# Problem
Below is a block of records; reproduce all of them exactly and leave out any pictures.

Dataset records of page text
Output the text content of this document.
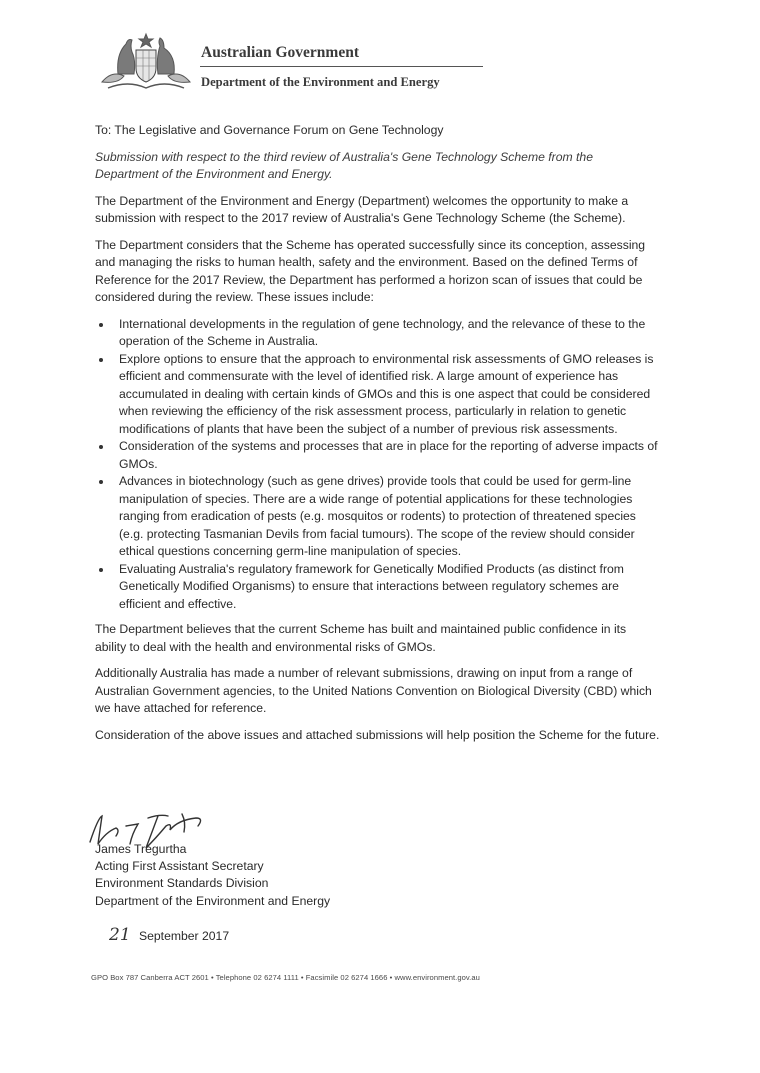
Australian Government
Department of the Environment and Energy

To: The Legislative and Governance Forum on Gene Technology

Submission with respect to the third review of Australia's Gene Technology Scheme from the Department of the Environment and Energy.

The Department of the Environment and Energy (Department) welcomes the opportunity to make a submission with respect to the 2017 review of Australia's Gene Technology Scheme (the Scheme).

The Department considers that the Scheme has operated successfully since its conception, assessing and managing the risks to human health, safety and the environment. Based on the defined Terms of Reference for the 2017 Review, the Department has performed a horizon scan of issues that could be considered during the review. These issues include:

International developments in the regulation of gene technology, and the relevance of these to the operation of the Scheme in Australia.
Explore options to ensure that the approach to environmental risk assessments of GMO releases is efficient and commensurate with the level of identified risk. A large amount of experience has accumulated in dealing with certain kinds of GMOs and this is one aspect that could be considered when reviewing the efficiency of the risk assessment process, particularly in relation to genetic modifications of plants that have been the subject of a number of previous risk assessments.
Consideration of the systems and processes that are in place for the reporting of adverse impacts of GMOs.
Advances in biotechnology (such as gene drives) provide tools that could be used for germ-line manipulation of species. There are a wide range of potential applications for these technologies ranging from eradication of pests (e.g. mosquitos or rodents) to protection of threatened species (e.g. protecting Tasmanian Devils from facial tumours). The scope of the review should consider ethical questions concerning germ-line manipulation of species.
Evaluating Australia's regulatory framework for Genetically Modified Products (as distinct from Genetically Modified Organisms) to ensure that interactions between regulatory schemes are efficient and effective.

The Department believes that the current Scheme has built and maintained public confidence in its ability to deal with the health and environmental risks of GMOs.

Additionally Australia has made a number of relevant submissions, drawing on input from a range of Australian Government agencies, to the United Nations Convention on Biological Diversity (CBD) which we have attached for reference.

Consideration of the above issues and attached submissions will help position the Scheme for the future.

James Tregurtha
Acting First Assistant Secretary
Environment Standards Division
Department of the Environment and Energy
21 September 2017
GPO Box 787 Canberra ACT 2601 • Telephone 02 6274 1111 • Facsimile 02 6274 1666 • www.environment.gov.au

# Problem solution
Output the text content of this document.
Australian Government
Department of the Environment and Energy

To: The Legislative and Governance Forum on Gene Technology

Submission with respect to the third review of Australia's Gene Technology Scheme from the Department of the Environment and Energy.

The Department of the Environment and Energy (Department) welcomes the opportunity to make a submission with respect to the 2017 review of Australia's Gene Technology Scheme (the Scheme).

The Department considers that the Scheme has operated successfully since its conception, assessing and managing the risks to human health, safety and the environment. Based on the defined Terms of Reference for the 2017 Review, the Department has performed a horizon scan of issues that could be considered during the review. These issues include:

International developments in the regulation of gene technology, and the relevance of these to the operation of the Scheme in Australia.
Explore options to ensure that the approach to environmental risk assessments of GMO releases is efficient and commensurate with the level of identified risk. A large amount of experience has accumulated in dealing with certain kinds of GMOs and this is one aspect that could be considered when reviewing the efficiency of the risk assessment process, particularly in relation to genetic modifications of plants that have been the subject of a number of previous risk assessments.
Consideration of the systems and processes that are in place for the reporting of adverse impacts of GMOs.
Advances in biotechnology (such as gene drives) provide tools that could be used for germ-line manipulation of species. There are a wide range of potential applications for these technologies ranging from eradication of pests (e.g. mosquitos or rodents) to protection of threatened species (e.g. protecting Tasmanian Devils from facial tumours). The scope of the review should consider ethical questions concerning germ-line manipulation of species.
Evaluating Australia's regulatory framework for Genetically Modified Products (as distinct from Genetically Modified Organisms) to ensure that interactions between regulatory schemes are efficient and effective.

The Department believes that the current Scheme has built and maintained public confidence in its ability to deal with the health and environmental risks of GMOs.

Additionally Australia has made a number of relevant submissions, drawing on input from a range of Australian Government agencies, to the United Nations Convention on Biological Diversity (CBD) which we have attached for reference.

Consideration of the above issues and attached submissions will help position the Scheme for the future.

James Tregurtha
Acting First Assistant Secretary
Environment Standards Division
Department of the Environment and Energy
21 September 2017
GPO Box 787 Canberra ACT 2601 • Telephone 02 6274 1111 • Facsimile 02 6274 1666 • www.environment.gov.au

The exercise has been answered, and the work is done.